• _Your objective_: Leave every picture out and write out the records below exactly.

• _Data_:
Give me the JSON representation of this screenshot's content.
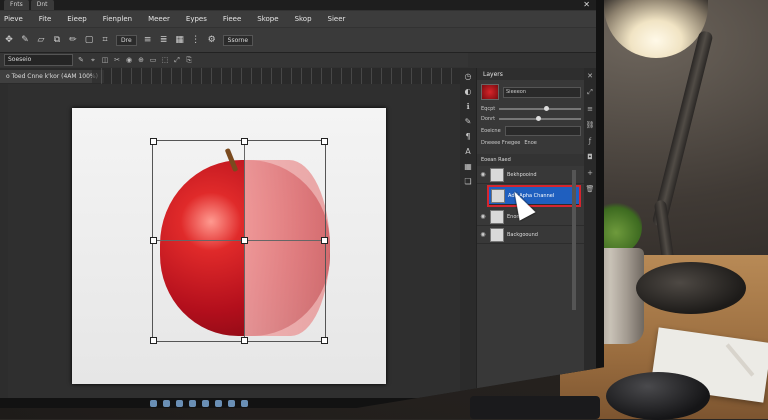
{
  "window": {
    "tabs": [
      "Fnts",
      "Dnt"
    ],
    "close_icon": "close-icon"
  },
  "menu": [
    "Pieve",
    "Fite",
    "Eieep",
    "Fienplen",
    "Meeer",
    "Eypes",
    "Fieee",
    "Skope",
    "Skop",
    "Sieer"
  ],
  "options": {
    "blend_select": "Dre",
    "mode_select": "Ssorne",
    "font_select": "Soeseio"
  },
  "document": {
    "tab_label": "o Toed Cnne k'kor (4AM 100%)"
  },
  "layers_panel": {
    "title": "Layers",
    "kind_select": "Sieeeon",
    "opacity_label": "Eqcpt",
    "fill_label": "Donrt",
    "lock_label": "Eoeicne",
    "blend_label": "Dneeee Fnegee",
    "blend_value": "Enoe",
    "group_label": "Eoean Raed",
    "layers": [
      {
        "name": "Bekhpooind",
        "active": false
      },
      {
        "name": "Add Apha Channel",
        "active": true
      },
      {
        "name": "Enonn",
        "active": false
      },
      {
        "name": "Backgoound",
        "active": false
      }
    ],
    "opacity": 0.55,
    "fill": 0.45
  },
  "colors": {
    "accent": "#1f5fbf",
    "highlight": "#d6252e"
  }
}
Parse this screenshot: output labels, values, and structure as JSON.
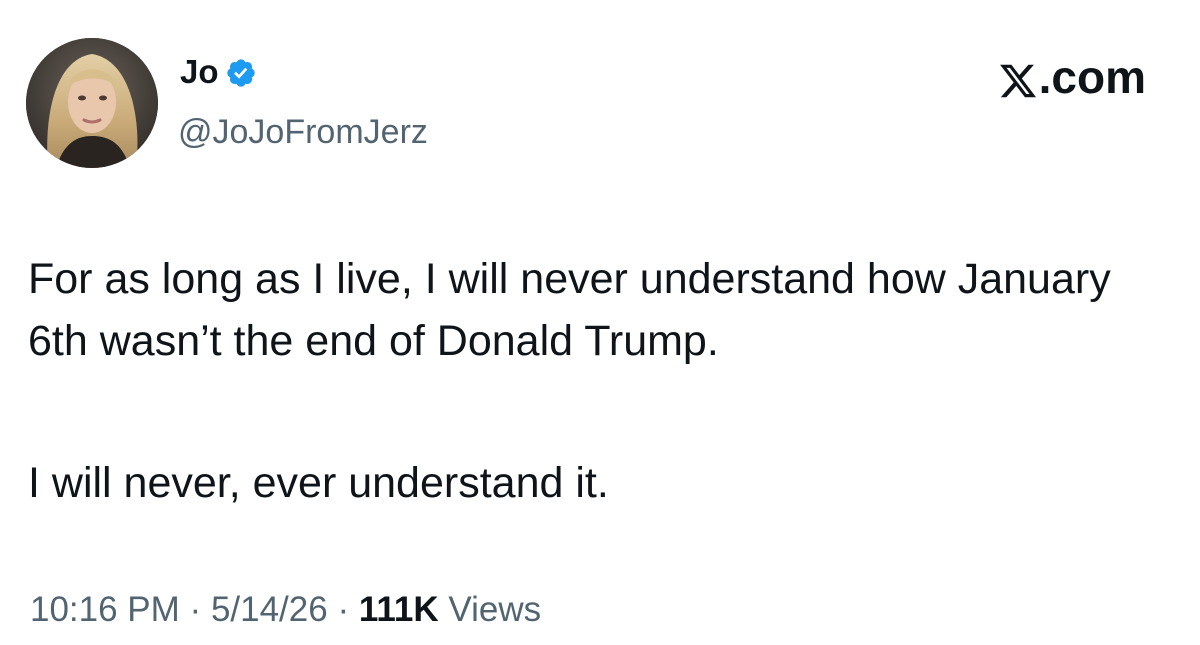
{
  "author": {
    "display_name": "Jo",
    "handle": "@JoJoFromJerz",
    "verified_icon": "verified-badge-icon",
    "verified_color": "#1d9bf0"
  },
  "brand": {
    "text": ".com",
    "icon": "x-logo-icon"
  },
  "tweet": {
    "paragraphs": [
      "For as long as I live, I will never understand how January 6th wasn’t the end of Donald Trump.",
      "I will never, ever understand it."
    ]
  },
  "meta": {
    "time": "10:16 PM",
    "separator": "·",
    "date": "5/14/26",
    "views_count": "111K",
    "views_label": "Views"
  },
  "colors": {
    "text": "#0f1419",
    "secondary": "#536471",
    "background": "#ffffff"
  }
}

• _Output_:
Give me the JSON representation of this screenshot's content.
{
  "window": {
    "tabs": [
      "Fnts",
      "Dnt"
    ],
    "close_icon": "close-icon"
  },
  "menu": [
    "Pieve",
    "Fite",
    "Eieep",
    "Fienplen",
    "Meeer",
    "Eypes",
    "Fieee",
    "Skope",
    "Skop",
    "Sieer"
  ],
  "options": {
    "blend_select": "Dre",
    "mode_select": "Ssorne",
    "font_select": "Soeseio"
  },
  "document": {
    "tab_label": "o Toed Cnne k'kor (4AM 100%)"
  },
  "layers_panel": {
    "title": "Layers",
    "kind_select": "Sieeeon",
    "opacity_label": "Eqcpt",
    "fill_label": "Donrt",
    "lock_label": "Eoeicne",
    "blend_label": "Dneeee Fnegee",
    "blend_value": "Enoe",
    "group_label": "Eoean Raed",
    "layers": [
      {
        "name": "Bekhpooind",
        "active": false
      },
      {
        "name": "Add Apha Channel",
        "active": true
      },
      {
        "name": "Enonn",
        "active": false
      },
      {
        "name": "Backgoound",
        "active": false
      }
    ],
    "opacity": 0.55,
    "fill": 0.45
  },
  "colors": {
    "accent": "#1f5fbf",
    "highlight": "#d6252e"
  }
}
Parse this screenshot: output labels, values, and structure as JSON.
{
  "author": {
    "display_name": "Jo",
    "handle": "@JoJoFromJerz",
    "verified_icon": "verified-badge-icon",
    "verified_color": "#1d9bf0"
  },
  "brand": {
    "text": ".com",
    "icon": "x-logo-icon"
  },
  "tweet": {
    "paragraphs": [
      "For as long as I live, I will never understand how January 6th wasn’t the end of Donald Trump.",
      "I will never, ever understand it."
    ]
  },
  "meta": {
    "time": "10:16 PM",
    "separator": "·",
    "date": "5/14/26",
    "views_count": "111K",
    "views_label": "Views"
  },
  "colors": {
    "text": "#0f1419",
    "secondary": "#536471",
    "background": "#ffffff"
  }
}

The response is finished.